Entries with figure data:
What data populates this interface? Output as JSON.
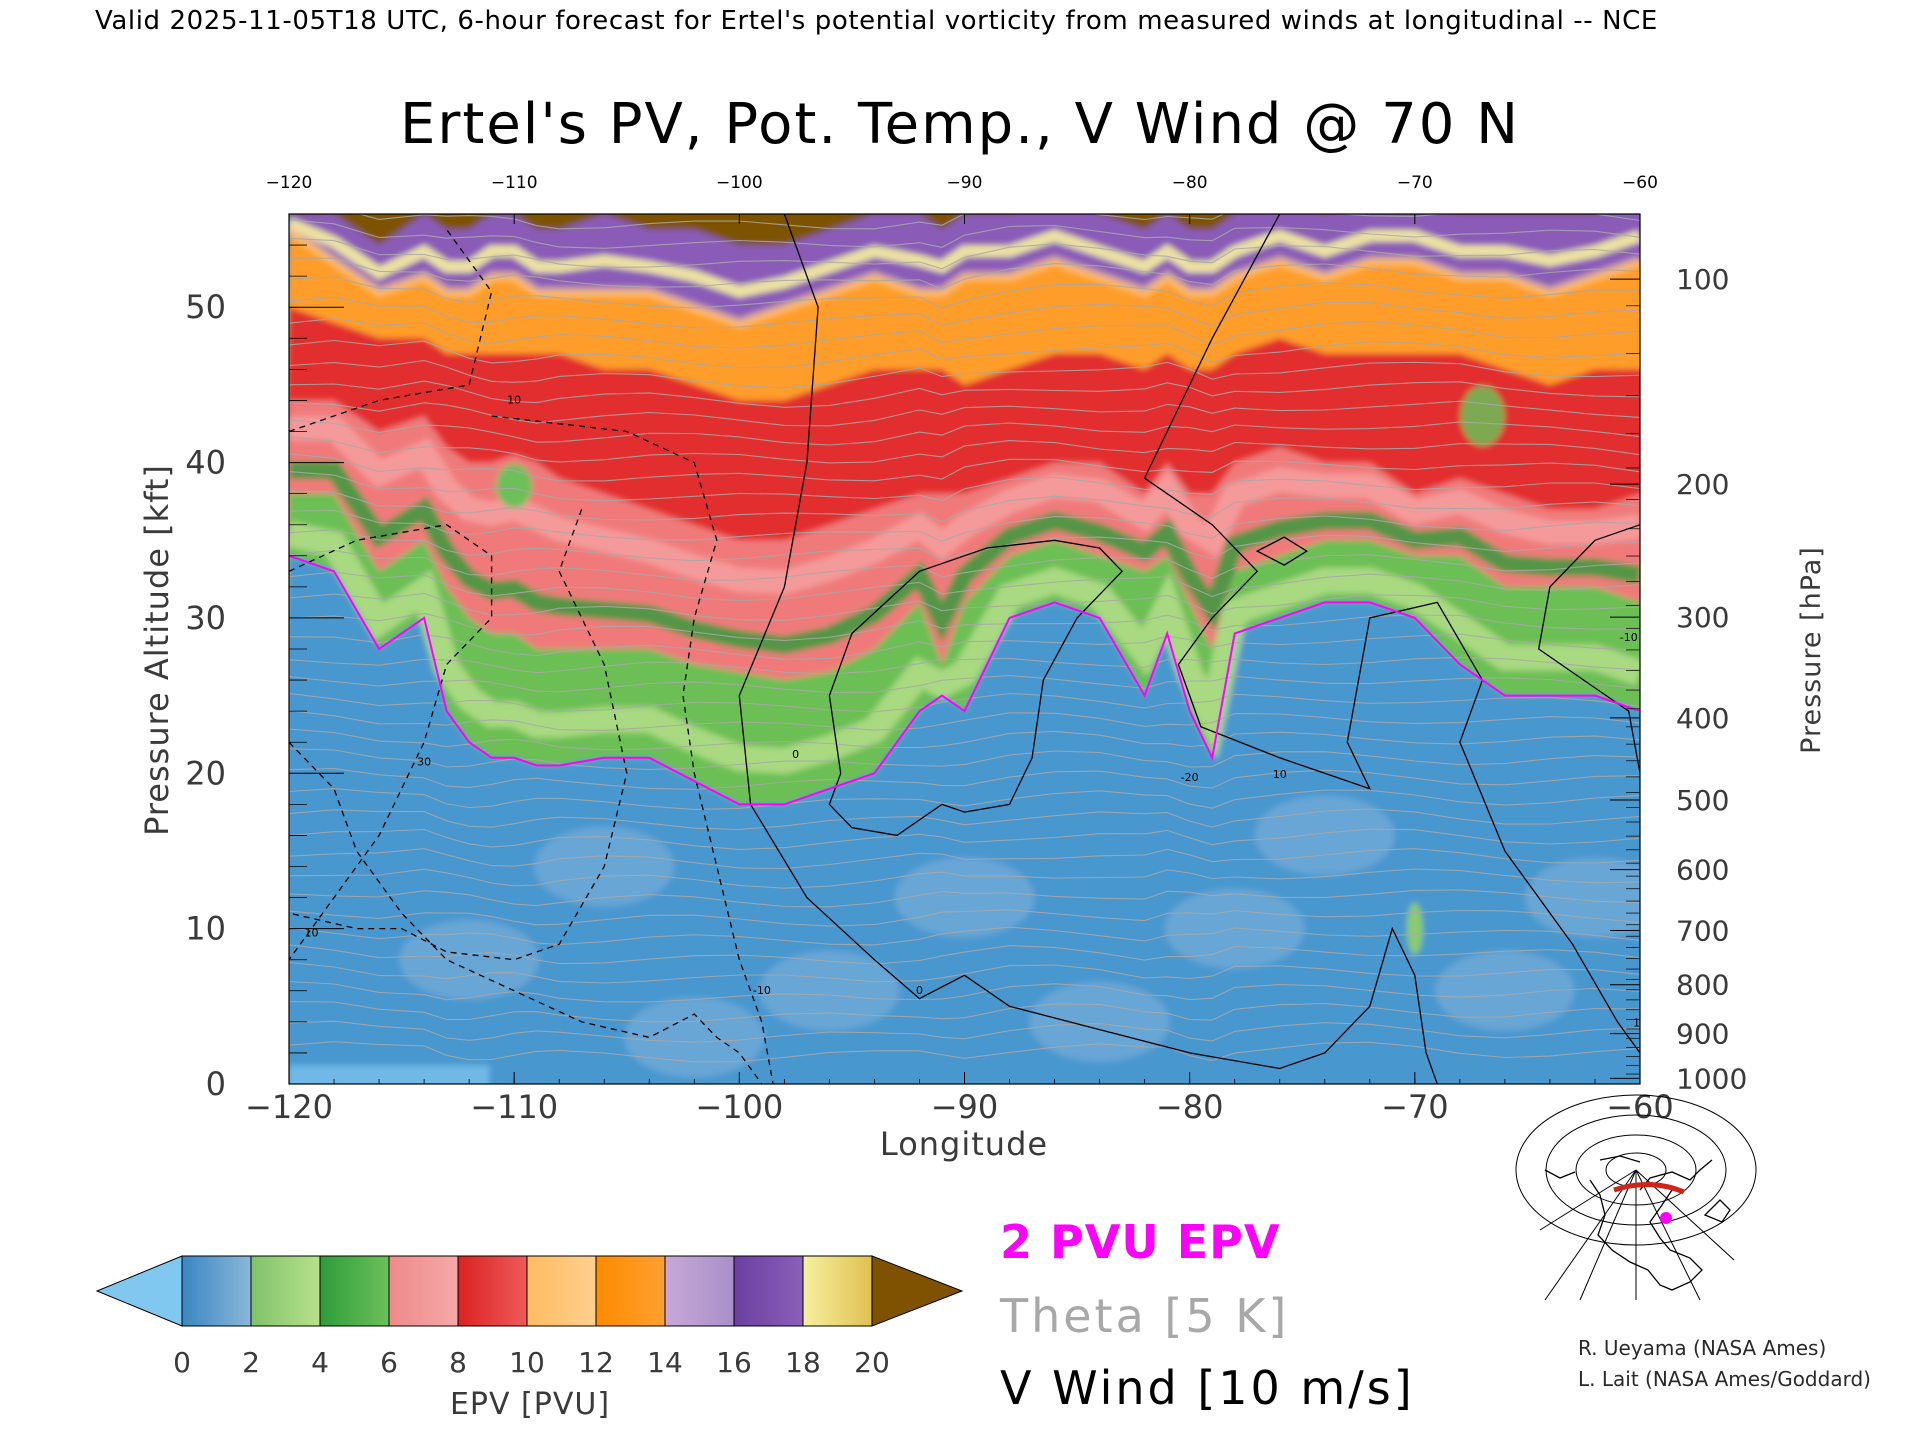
{
  "header": {
    "valid_line": "Valid 2025-11-05T18 UTC, 6-hour forecast for Ertel's potential vorticity from measured winds at longitudinal -- NCE"
  },
  "chart_data": {
    "type": "heatmap",
    "title": "Ertel's PV, Pot. Temp., V Wind @ 70 N",
    "xlabel": "Longitude",
    "ylabel_left": "Pressure Altitude [kft]",
    "ylabel_right": "Pressure [hPa]",
    "xlim": [
      -120,
      -60
    ],
    "ylim_kft": [
      0,
      56
    ],
    "x_ticks": [
      "-120",
      "-110",
      "-100",
      "-90",
      "-80",
      "-70",
      "-60"
    ],
    "x_ticks_top": [
      "-120",
      "-110",
      "-100",
      "-90",
      "-80",
      "-70",
      "-60"
    ],
    "y_ticks_left": [
      "0",
      "10",
      "20",
      "30",
      "40",
      "50"
    ],
    "y_ticks_right": [
      "100",
      "200",
      "300",
      "400",
      "500",
      "600",
      "700",
      "800",
      "900",
      "1000"
    ],
    "colorbar": {
      "label": "EPV [PVU]",
      "ticks": [
        "0",
        "2",
        "4",
        "6",
        "8",
        "10",
        "12",
        "14",
        "16",
        "18",
        "20"
      ],
      "colors": [
        "#80c8f0",
        "#3a86c4",
        "#8ab8d8",
        "#7fc36a",
        "#b9e08c",
        "#2e9c3a",
        "#6cc05a",
        "#ee8a8a",
        "#f7a8a8",
        "#dc2222",
        "#ee5a5a",
        "#ffbb60",
        "#ffd090",
        "#ff8a00",
        "#ffa030",
        "#c8a8d8",
        "#a890c8",
        "#6a3fa0",
        "#8a60b8",
        "#f6f0a0",
        "#e0c050",
        "#7e5200"
      ]
    },
    "epv_top_kft": {
      "x": [
        -120,
        -118,
        -116,
        -114,
        -113,
        -112,
        -111,
        -110,
        -109,
        -108,
        -106,
        -104,
        -102,
        -100,
        -98,
        -96,
        -94,
        -92,
        -91,
        -90,
        -88,
        -86,
        -84,
        -82,
        -81,
        -80,
        -79,
        -78,
        -76,
        -74,
        -72,
        -70,
        -68,
        -66,
        -64,
        -62,
        -60
      ],
      "pv2": [
        34,
        33,
        28,
        30,
        24,
        22,
        21,
        21,
        20.5,
        20.5,
        21,
        21,
        19.5,
        18,
        18,
        19,
        20,
        24,
        25,
        24,
        30,
        31,
        30,
        25,
        29,
        24,
        21,
        29,
        30,
        31,
        31,
        30,
        27,
        25,
        25,
        25,
        24
      ],
      "pv6": [
        38,
        38,
        33,
        35,
        32,
        30,
        29,
        29,
        28,
        28,
        28,
        28,
        27,
        26.5,
        26,
        26.5,
        28,
        31,
        27,
        31,
        34,
        35,
        34,
        33,
        34,
        31,
        28,
        33,
        34,
        35,
        35,
        34,
        34,
        32,
        32,
        32,
        31
      ],
      "pv10": [
        44,
        44,
        42,
        43,
        41,
        40,
        40,
        40.5,
        40,
        39,
        38,
        37,
        36,
        35,
        35,
        36,
        37,
        38,
        38,
        38,
        39,
        40,
        40,
        38,
        40,
        38,
        38,
        40,
        41,
        40,
        40,
        38,
        39,
        38,
        37,
        37,
        38
      ],
      "pv13": [
        50,
        49,
        48,
        48,
        47,
        47,
        47,
        47,
        47,
        47,
        46,
        46,
        45,
        44,
        44,
        45,
        46,
        46,
        46,
        45,
        46,
        47,
        47,
        46,
        47,
        46,
        46,
        47,
        48,
        47,
        47,
        47,
        47,
        46,
        45,
        46,
        46
      ],
      "pv16": [
        55,
        53,
        51,
        52,
        51,
        51,
        52,
        52,
        51,
        51,
        51,
        51,
        50,
        49,
        50,
        51,
        52,
        51,
        51,
        52,
        52,
        53,
        52,
        51,
        52,
        51,
        51,
        52,
        53,
        52,
        53,
        53,
        52,
        52,
        51,
        52,
        53
      ],
      "pv20": [
        56,
        56,
        54,
        56,
        55,
        55,
        56,
        56,
        55,
        55,
        56,
        55,
        55,
        54,
        54,
        55,
        56,
        56,
        55,
        56,
        56,
        57,
        56,
        55,
        56,
        55,
        55,
        56,
        57,
        56,
        57,
        57,
        56,
        56,
        56,
        56,
        57
      ]
    },
    "annotations": [
      "10",
      "30",
      "10",
      "0",
      "0",
      "-10",
      "-20",
      "-10",
      "10",
      "10"
    ]
  },
  "legend": {
    "pv_line": "2 PVU EPV",
    "theta": "Theta [5 K]",
    "vwind": "V Wind [10 m/s]",
    "pv_color": "#ff00ff",
    "theta_color": "#a8a8a8"
  },
  "credits": {
    "line1": "R. Ueyama (NASA Ames)",
    "line2": "L. Lait (NASA Ames/Goddard)"
  }
}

REQUIREMENT:
Return each line of the listing that holds the string "Pressure".

ANSWER TO THE PROBLEM:
    "ylabel_left": "Pressure Altitude [kft]",
    "ylabel_right": "Pressure [hPa]",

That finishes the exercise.